# Required work
The entries below are to be transcribed in full, without their images.

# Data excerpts
┌────────

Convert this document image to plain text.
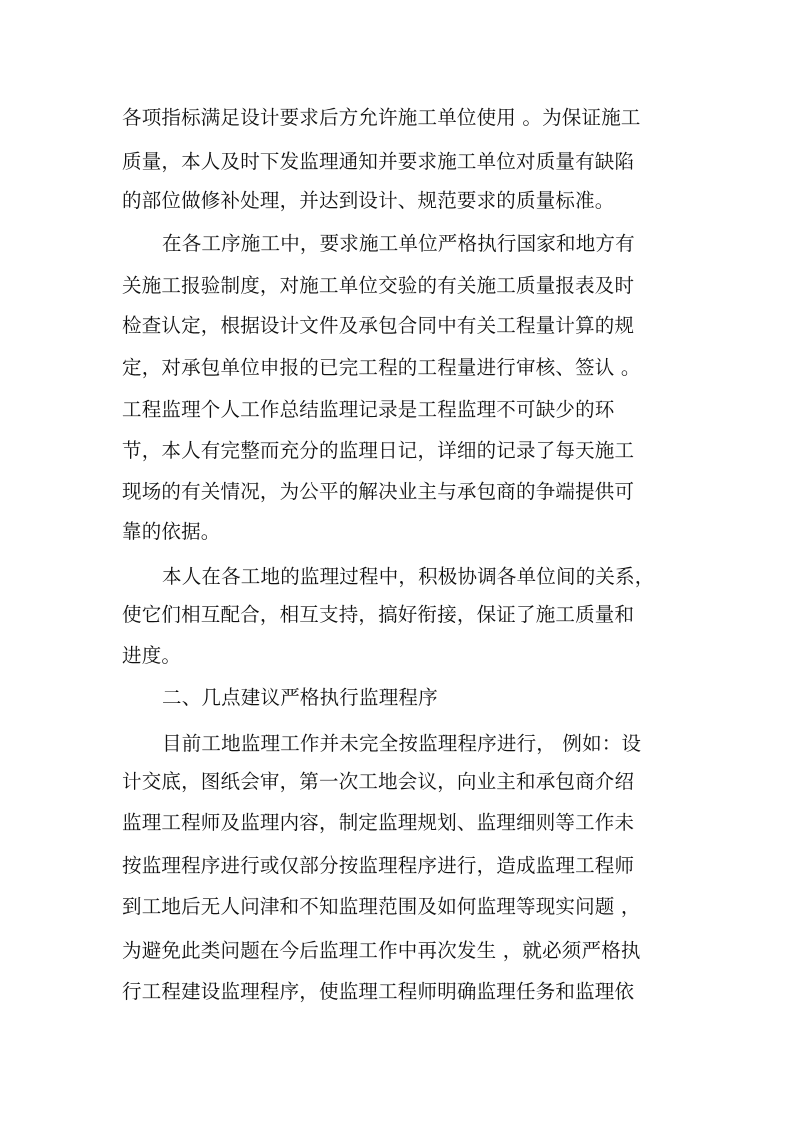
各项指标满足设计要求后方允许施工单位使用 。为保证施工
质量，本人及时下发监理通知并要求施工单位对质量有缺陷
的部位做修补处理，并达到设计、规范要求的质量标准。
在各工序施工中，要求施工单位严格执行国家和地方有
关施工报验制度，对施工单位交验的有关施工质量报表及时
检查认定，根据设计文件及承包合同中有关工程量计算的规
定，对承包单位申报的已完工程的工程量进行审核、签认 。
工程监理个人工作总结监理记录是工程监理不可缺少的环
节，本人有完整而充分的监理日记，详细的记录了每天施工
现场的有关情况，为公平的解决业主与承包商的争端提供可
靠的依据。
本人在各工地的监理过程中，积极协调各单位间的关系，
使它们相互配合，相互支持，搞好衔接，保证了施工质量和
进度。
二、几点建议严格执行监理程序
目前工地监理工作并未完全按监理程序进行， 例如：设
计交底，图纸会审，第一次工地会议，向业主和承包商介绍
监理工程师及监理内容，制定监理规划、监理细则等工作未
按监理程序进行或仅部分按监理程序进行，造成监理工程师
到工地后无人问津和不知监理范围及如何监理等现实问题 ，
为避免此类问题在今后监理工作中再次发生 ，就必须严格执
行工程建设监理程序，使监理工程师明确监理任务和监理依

└────────

# Result of the task
Convert this document image to plain text.
各项指标满足设计要求后方允许施工单位使用 。为保证施工
质量，本人及时下发监理通知并要求施工单位对质量有缺陷
的部位做修补处理，并达到设计、规范要求的质量标准。
在各工序施工中，要求施工单位严格执行国家和地方有
关施工报验制度，对施工单位交验的有关施工质量报表及时
检查认定，根据设计文件及承包合同中有关工程量计算的规
定，对承包单位申报的已完工程的工程量进行审核、签认 。
工程监理个人工作总结监理记录是工程监理不可缺少的环
节，本人有完整而充分的监理日记，详细的记录了每天施工
现场的有关情况，为公平的解决业主与承包商的争端提供可
靠的依据。
本人在各工地的监理过程中，积极协调各单位间的关系，
使它们相互配合，相互支持，搞好衔接，保证了施工质量和
进度。
二、几点建议严格执行监理程序
目前工地监理工作并未完全按监理程序进行， 例如：设
计交底，图纸会审，第一次工地会议，向业主和承包商介绍
监理工程师及监理内容，制定监理规划、监理细则等工作未
按监理程序进行或仅部分按监理程序进行，造成监理工程师
到工地后无人问津和不知监理范围及如何监理等现实问题 ，
为避免此类问题在今后监理工作中再次发生 ，就必须严格执
行工程建设监理程序，使监理工程师明确监理任务和监理依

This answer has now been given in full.